### Exercise task
Extract every line that contains the word "Squirrel".

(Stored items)

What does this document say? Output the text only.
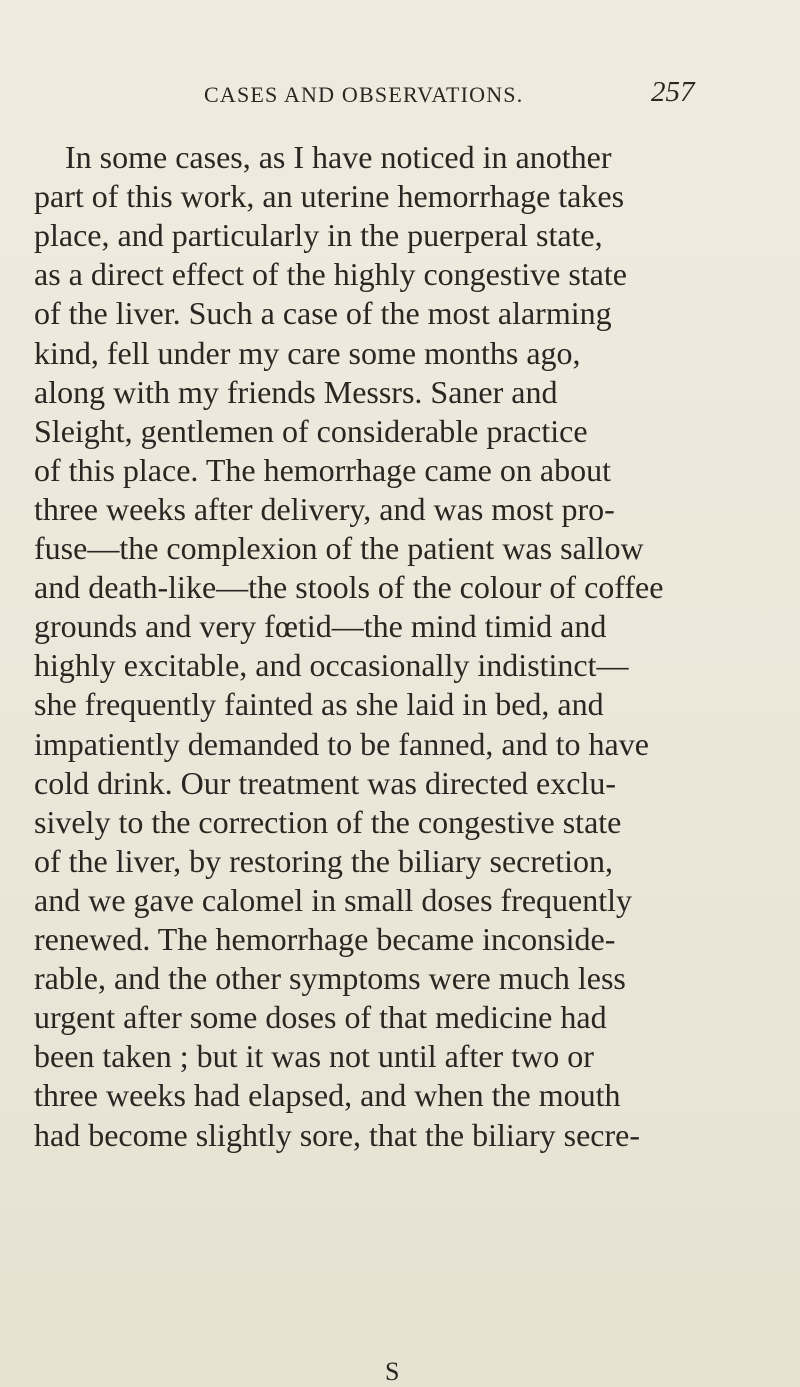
CASES AND OBSERVATIONS.	257
In some cases, as I have noticed in another
part of this work, an uterine hemorrhage takes
place, and particularly in the puerperal state,
as a direct effect of the highly congestive state
of the liver. Such a case of the most alarming
kind, fell under my care some months ago,
along with my friends Messrs. Saner and
Sleight, gentlemen of considerable practice
of this place. The hemorrhage came on about
three weeks after delivery, and was most pro-
fuse—the complexion of the patient was sallow
and death-like—the stools of the colour of coffee
grounds and very fœtid—the mind timid and
highly excitable, and occasionally indistinct—
she frequently fainted as she laid in bed, and
impatiently demanded to be fanned, and to have
cold drink. Our treatment was directed exclu-
sively to the correction of the congestive state
of the liver, by restoring the biliary secretion,
and we gave calomel in small doses frequently
renewed. The hemorrhage became inconside-
rable, and the other symptoms were much less
urgent after some doses of that medicine had
been taken ; but it was not until after two or
three weeks had elapsed, and when the mouth
had become slightly sore, that the biliary secre-
S
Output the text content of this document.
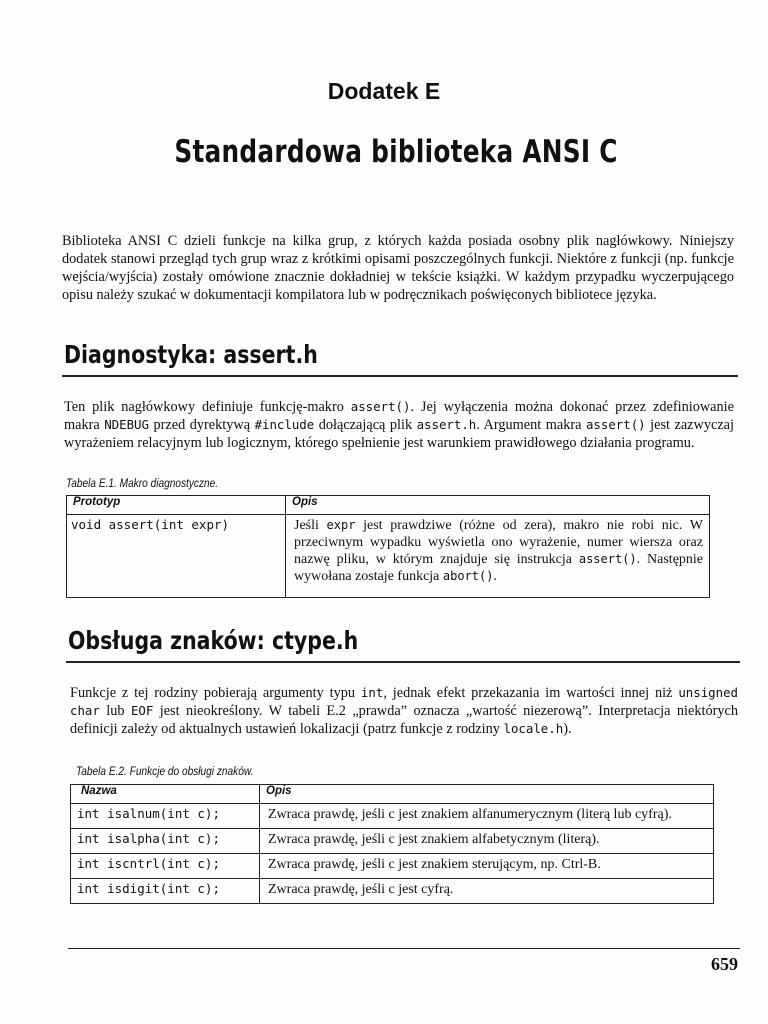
Dodatek E
Standardowa biblioteka ANSI C

Biblioteka ANSI C dzieli funkcje na kilka grup, z których każda posiada osobny plik nagłówkowy. Niniejszy dodatek stanowi przegląd tych grup wraz z krótkimi opisami poszczególnych funkcji. Niektóre z funkcji (np. funkcje wejścia/wyjścia) zostały omówione znacznie dokładniej w tekście książki. W każdym przypadku wyczerpującego opisu należy szukać w dokumentacji kompilatora lub w podręcznikach poświęconych bibliotece języka.

Diagnostyka: assert.h

Ten plik nagłówkowy definiuje funkcję-makro assert(). Jej wyłączenia można dokonać przez zdefiniowanie makra NDEBUG przed dyrektywą #include dołączającą plik assert.h. Argument makra assert() jest zazwyczaj wyrażeniem relacyjnym lub logicznym, którego spełnienie jest warunkiem prawidłowego działania programu.

Tabela E.1. Makro diagnostyczne.
Prototyp	Opis
void assert(int expr)	Jeśli expr jest prawdziwe (różne od zera), makro nie robi nic. W przeciwnym wypadku wyświetla ono wyrażenie, numer wiersza oraz nazwę pliku, w którym znajduje się instrukcja assert(). Następnie wywołana zostaje funkcja abort().
Obsługa znaków: ctype.h

Funkcje z tej rodziny pobierają argumenty typu int, jednak efekt przekazania im wartości innej niż unsigned char lub EOF jest nieokreślony. W tabeli E.2 „prawda” oznacza „wartość niezerową”. Interpretacja niektórych definicji zależy od aktualnych ustawień lokalizacji (patrz funkcje z rodziny locale.h).

Tabela E.2. Funkcje do obsługi znaków.
Nazwa	Opis
int isalnum(int c);	Zwraca prawdę, jeśli c jest znakiem alfanumerycznym (literą lub cyfrą).
int isalpha(int c);	Zwraca prawdę, jeśli c jest znakiem alfabetycznym (literą).
int iscntrl(int c);	Zwraca prawdę, jeśli c jest znakiem sterującym, np. Ctrl-B.
int isdigit(int c);	Zwraca prawdę, jeśli c jest cyfrą.
659
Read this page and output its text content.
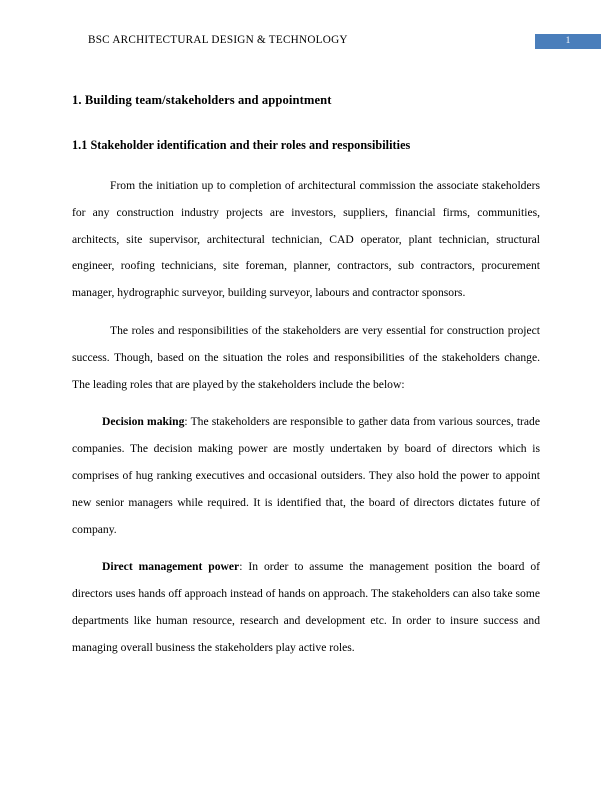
BSC ARCHITECTURAL DESIGN & TECHNOLOGY	1
1. Building team/stakeholders and appointment
1.1 Stakeholder identification and their roles and responsibilities

From the initiation up to completion of architectural commission the associate stakeholders for any construction industry projects are investors, suppliers, financial firms, communities, architects, site supervisor, architectural technician, CAD operator, plant technician, structural engineer, roofing technicians, site foreman, planner, contractors, sub contractors, procurement manager, hydrographic surveyor, building surveyor, labours and contractor sponsors.

The roles and responsibilities of the stakeholders are very essential for construction project success. Though, based on the situation the roles and responsibilities of the stakeholders change. The leading roles that are played by the stakeholders include the below:

Decision making: The stakeholders are responsible to gather data from various sources, trade companies. The decision making power are mostly undertaken by board of directors which is comprises of hug ranking executives and occasional outsiders. They also hold the power to appoint new senior managers while required. It is identified that, the board of directors dictates future of company.

Direct management power: In order to assume the management position the board of directors uses hands off approach instead of hands on approach. The stakeholders can also take some departments like human resource, research and development etc. In order to insure success and managing overall business the stakeholders play active roles.
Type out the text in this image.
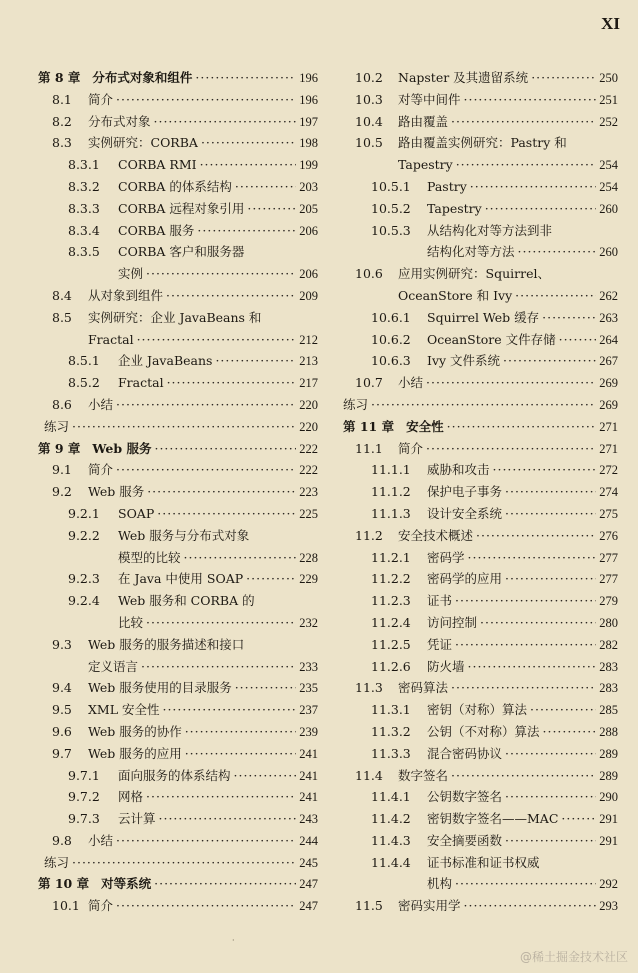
XI
第 8 章 分布式对象和组件 ·····	196
8.1 简介 ·····	196
8.2 分布式对象 ·····	197
8.3 实例研究：CORBA ·····	198
8.3.1 CORBA RMI ·····	199
8.3.2 CORBA 的体系结构 ·····	203
8.3.3 CORBA 远程对象引用 ·····	205
8.3.4 CORBA 服务 ·····	206
8.3.5 CORBA 客户和服务器
实例 ·····	206
8.4 从对象到组件 ·····	209
8.5 实例研究：企业 JavaBeans 和
Fractal ·····	212
8.5.1 企业 JavaBeans ·····	213
8.5.2 Fractal ·····	217
8.6 小结 ·····	220
练习 ·····	220
第 9 章 Web 服务 ·····	222
9.1 简介 ·····	222
9.2 Web 服务 ·····	223
9.2.1 SOAP ·····	225
9.2.2 Web 服务与分布式对象
模型的比较 ·····	228
9.2.3 在 Java 中使用 SOAP ·····	229
9.2.4 Web 服务和 CORBA 的
比较 ·····	232
9.3 Web 服务的服务描述和接口
定义语言 ·····	233
9.4 Web 服务使用的目录服务 ·····	235
9.5 XML 安全性 ·····	237
9.6 Web 服务的协作 ·····	239
9.7 Web 服务的应用 ·····	241
9.7.1 面向服务的体系结构 ·····	241
9.7.2 网格 ·····	241
9.7.3 云计算 ·····	243
9.8 小结 ·····	244
练习 ·····	245
第 10 章 对等系统 ·····	247
10.1 简介 ·····	247
10.2 Napster 及其遗留系统 ·····	250
10.3 对等中间件 ·····	251
10.4 路由覆盖 ·····	252
10.5 路由覆盖实例研究：Pastry 和
Tapestry ·····	254
10.5.1 Pastry ·····	254
10.5.2 Tapestry ·····	260
10.5.3 从结构化对等方法到非
结构化对等方法 ·····	260
10.6 应用实例研究：Squirrel、
OceanStore 和 Ivy ·····	262
10.6.1 Squirrel Web 缓存 ·····	263
10.6.2 OceanStore 文件存储 ·····	264
10.6.3 Ivy 文件系统 ·····	267
10.7 小结 ·····	269
练习 ·····	269
第 11 章 安全性 ·····	271
11.1 简介 ·····	271
11.1.1 威胁和攻击 ·····	272
11.1.2 保护电子事务 ·····	274
11.1.3 设计安全系统 ·····	275
11.2 安全技术概述 ·····	276
11.2.1 密码学 ·····	277
11.2.2 密码学的应用 ·····	277
11.2.3 证书 ·····	279
11.2.4 访问控制 ·····	280
11.2.5 凭证 ·····	282
11.2.6 防火墙 ·····	283
11.3 密码算法 ·····	283
11.3.1 密钥（对称）算法 ·····	285
11.3.2 公钥（不对称）算法 ·····	288
11.3.3 混合密码协议 ·····	289
11.4 数字签名 ·····	289
11.4.1 公钥数字签名 ·····	290
11.4.2 密钥数字签名——MAC ·····	291
11.4.3 安全摘要函数 ·····	291
11.4.4 证书标准和证书权威
机构 ·····	292
11.5 密码实用学 ·····	293
·
@稀土掘金技术社区
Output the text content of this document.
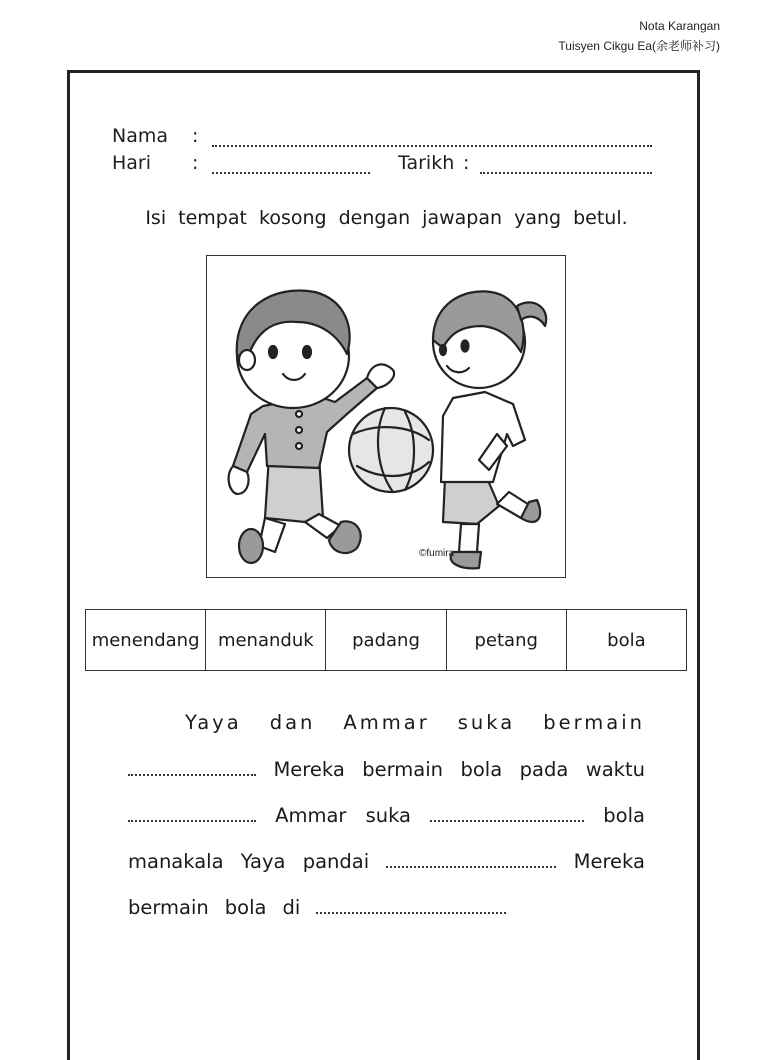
Nota Karangan
Tuisyen Cikgu Ea(余老师补习)
Nama :
Hari :	Tarikh :
Isi tempat kosong dengan jawapan yang betul.
©fumira
menendang	menanduk	padang	petang	bola
Yaya dan Ammar suka bermain
Mereka bermain bola pada waktu
Ammar suka	bola
manakala Yaya pandai	Mereka
bermain bola di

### Problem solution
10.6 应用实例研究：Squirrel、
10.6.1 Squirrel Web 缓存 ·····	263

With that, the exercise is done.